**LISTED RECORDS:**
------------

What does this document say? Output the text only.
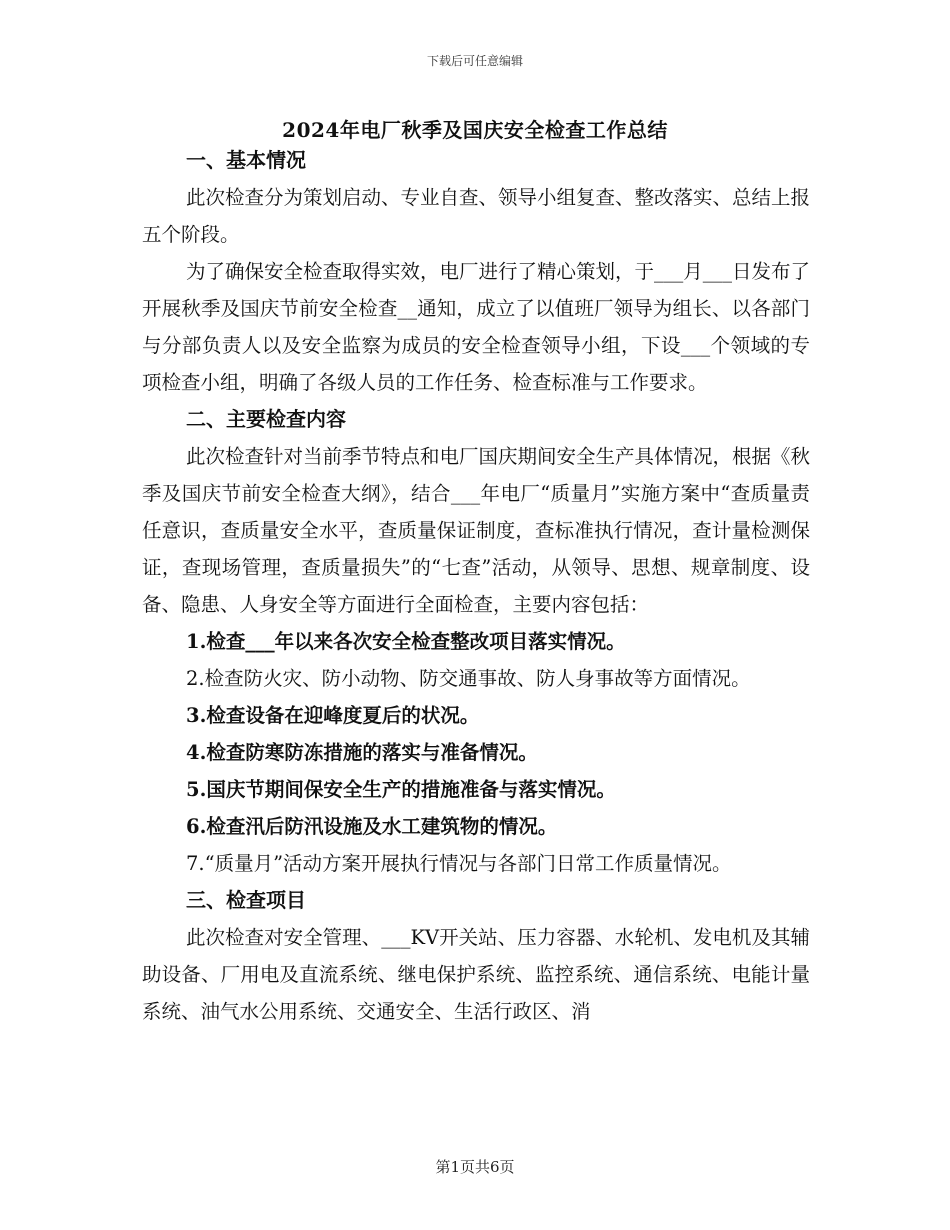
下载后可任意编辑
2024年电厂秋季及国庆安全检查工作总结

一、基本情况

此次检查分为策划启动、专业自查、领导小组复查、整改落实、总结上报五个阶段。

为了确保安全检查取得实效，电厂进行了精心策划，于___月___日发布了开展秋季及国庆节前安全检查__通知，成立了以值班厂领导为组长、以各部门与分部负责人以及安全监察为成员的安全检查领导小组，下设___个领域的专项检查小组，明确了各级人员的工作任务、检查标准与工作要求。

二、主要检查内容

此次检查针对当前季节特点和电厂国庆期间安全生产具体情况，根据《秋季及国庆节前安全检查大纲》，结合___年电厂“质量月”实施方案中“查质量责任意识，查质量安全水平，查质量保证制度，查标准执行情况，查计量检测保证，查现场管理，查质量损失”的“七查”活动，从领导、思想、规章制度、设备、隐患、人身安全等方面进行全面检查，主要内容包括：

1.检查___年以来各次安全检查整改项目落实情况。

2.检查防火灾、防小动物、防交通事故、防人身事故等方面情况。

3.检查设备在迎峰度夏后的状况。

4.检查防寒防冻措施的落实与准备情况。

5.国庆节期间保安全生产的措施准备与落实情况。

6.检查汛后防汛设施及水工建筑物的情况。

7.“质量月”活动方案开展执行情况与各部门日常工作质量情况。

三、检查项目

此次检查对安全管理、___KV开关站、压力容器、水轮机、发电机及其辅助设备、厂用电及直流系统、继电保护系统、监控系统、通信系统、电能计量系统、油气水公用系统、交通安全、生活行政区、消

第1页共6页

------------

**REQUIRED WORK:** Print each line of the material above exactly, with the pictures removed from your copy.

**EXERCISE SOLUTION:**
What does this document say? Output the text only.
下载后可任意编辑
2024年电厂秋季及国庆安全检查工作总结

一、基本情况

此次检查分为策划启动、专业自查、领导小组复查、整改落实、总结上报五个阶段。

为了确保安全检查取得实效，电厂进行了精心策划，于___月___日发布了开展秋季及国庆节前安全检查__通知，成立了以值班厂领导为组长、以各部门与分部负责人以及安全监察为成员的安全检查领导小组，下设___个领域的专项检查小组，明确了各级人员的工作任务、检查标准与工作要求。

二、主要检查内容

此次检查针对当前季节特点和电厂国庆期间安全生产具体情况，根据《秋季及国庆节前安全检查大纲》，结合___年电厂“质量月”实施方案中“查质量责任意识，查质量安全水平，查质量保证制度，查标准执行情况，查计量检测保证，查现场管理，查质量损失”的“七查”活动，从领导、思想、规章制度、设备、隐患、人身安全等方面进行全面检查，主要内容包括：

1.检查___年以来各次安全检查整改项目落实情况。

2.检查防火灾、防小动物、防交通事故、防人身事故等方面情况。

3.检查设备在迎峰度夏后的状况。

4.检查防寒防冻措施的落实与准备情况。

5.国庆节期间保安全生产的措施准备与落实情况。

6.检查汛后防汛设施及水工建筑物的情况。

7.“质量月”活动方案开展执行情况与各部门日常工作质量情况。

三、检查项目

此次检查对安全管理、___KV开关站、压力容器、水轮机、发电机及其辅助设备、厂用电及直流系统、继电保护系统、监控系统、通信系统、电能计量系统、油气水公用系统、交通安全、生活行政区、消

第1页共6页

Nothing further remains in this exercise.